== EXERCISE MATERIAL ==

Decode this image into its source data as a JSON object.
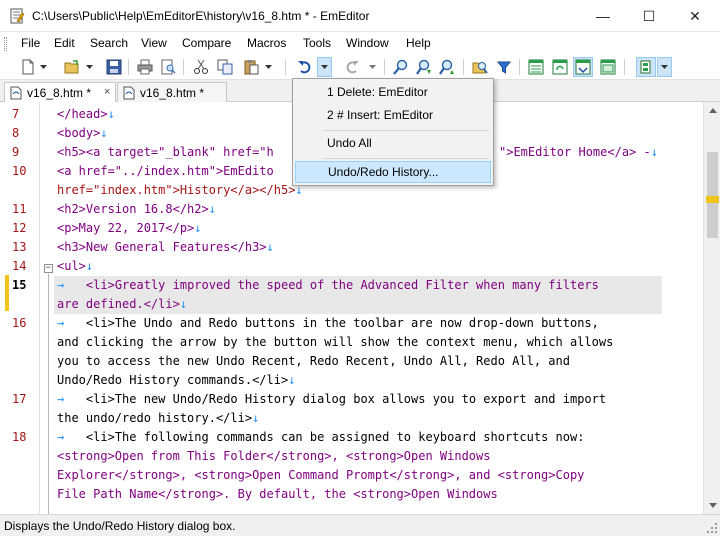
{
  "window": {
    "title": "C:\\Users\\Public\\Help\\EmEditorE\\history\\v16_8.htm * - EmEditor",
    "minimize": "—",
    "maximize": "☐",
    "close": "✕"
  },
  "menu": [
    "File",
    "Edit",
    "Search",
    "View",
    "Compare",
    "Macros",
    "Tools",
    "Window",
    "Help"
  ],
  "toolbar": {
    "buttons": [
      "new-file-icon",
      "open-folder-icon",
      "save-icon",
      "print-icon",
      "print-preview-icon",
      "cut-icon",
      "copy-icon",
      "paste-icon",
      "undo-icon",
      "redo-icon",
      "find-icon",
      "find-next-icon",
      "find-previous-icon",
      "find-in-files-icon",
      "filter-icon",
      "window-split-icon",
      "refresh-icon",
      "sync-icon",
      "outline-icon"
    ]
  },
  "tabs": [
    {
      "label": "v16_8.htm *",
      "close": "×",
      "active": true
    },
    {
      "label": "v16_8.htm *",
      "active": false
    }
  ],
  "undo_menu": {
    "items": [
      "1 Delete: EmEditor",
      "2 # Insert: EmEditor",
      "Undo All",
      "Undo/Redo History..."
    ]
  },
  "editor": {
    "line_numbers": [
      "7",
      "8",
      "9",
      "10",
      "",
      "11",
      "12",
      "13",
      "14",
      "15",
      "",
      "16",
      "",
      "",
      "",
      "17",
      "",
      "18",
      "",
      "",
      ""
    ],
    "current_line": "15",
    "fold_symbol": "⊟",
    "arrow": "→",
    "line_end": "↓",
    "lines": {
      "l7": "</head>",
      "l8": "<body>",
      "l9a": "<h5><a target=\"_blank\" href=\"h",
      "l9b": "\">EmEditor Home</a> -",
      "l10a": "<a href=\"../index.htm\">EmEdito",
      "l10b": "href=\"index.htm\">History</a></h5>",
      "l11": "<h2>Version 16.8</h2>",
      "l12": "<p>May 22, 2017</p>",
      "l13": "<h3>New General Features</h3>",
      "l14": "<ul>",
      "l15a": "<li>Greatly improved the speed of the Advanced Filter when many filters",
      "l15b": "are defined.</li>",
      "l16a": "<li>The Undo and Redo buttons in the toolbar are now drop-down buttons,",
      "l16b": "and clicking the arrow by the button will show the context menu, which allows",
      "l16c": "you to access the new Undo Recent, Redo Recent, Undo All, Redo All, and",
      "l16d": "Undo/Redo History commands.</li>",
      "l17a": "<li>The new Undo/Redo History dialog box allows you to export and import",
      "l17b": "the undo/redo history.</li>",
      "l18a": "<li>The following commands can be assigned to keyboard shortcuts now:",
      "l18b": "<strong>Open from This Folder</strong>, <strong>Open Windows",
      "l18c": "Explorer</strong>, <strong>Open Command Prompt</strong>, and <strong>Copy",
      "l18d": "File Path Name</strong>. By default, the <strong>Open Windows"
    }
  },
  "status": {
    "text": "Displays the Undo/Redo History dialog box."
  },
  "colors": {
    "tag": "#800080",
    "attribute": "#a31515",
    "value": "#0000ff",
    "marker": "#1e90ff",
    "change_mark": "#f0c419",
    "menu_highlight": "#cce8ff"
  }
}
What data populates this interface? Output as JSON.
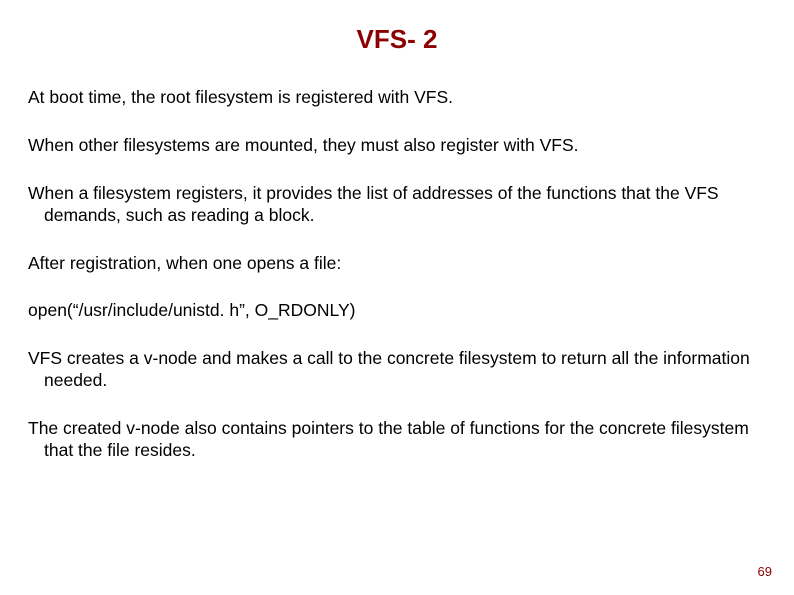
{
  "slide": {
    "title": "VFS- 2",
    "paragraphs": {
      "p1": "At boot time, the root filesystem is registered with VFS.",
      "p2": "When other filesystems are mounted, they must also register with VFS.",
      "p3": "When a filesystem registers, it provides the list of addresses of the functions that the VFS demands, such as reading a block.",
      "p4": "After registration, when one opens a file:",
      "p5": "open(“/usr/include/unistd. h”, O_RDONLY)",
      "p6": "VFS creates a v-node and makes a call to the concrete filesystem to return all the information needed.",
      "p7": "The created v-node also contains pointers to the table of functions for the concrete filesystem that the file resides."
    },
    "page_number": "69"
  }
}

===

▸ **WHAT TO WORK ON**: Examine the records and pull out every line where the string "EmEditor" occurs.

▸ **SOLVED EXERCISE**:
    "title": "C:\\Users\\Public\\Help\\EmEditorE\\history\\v16_8.htm * - EmEditor",
      "1 Delete: EmEditor",
      "2 # Insert: EmEditor",
      "l9b": "\">EmEditor Home</a> -",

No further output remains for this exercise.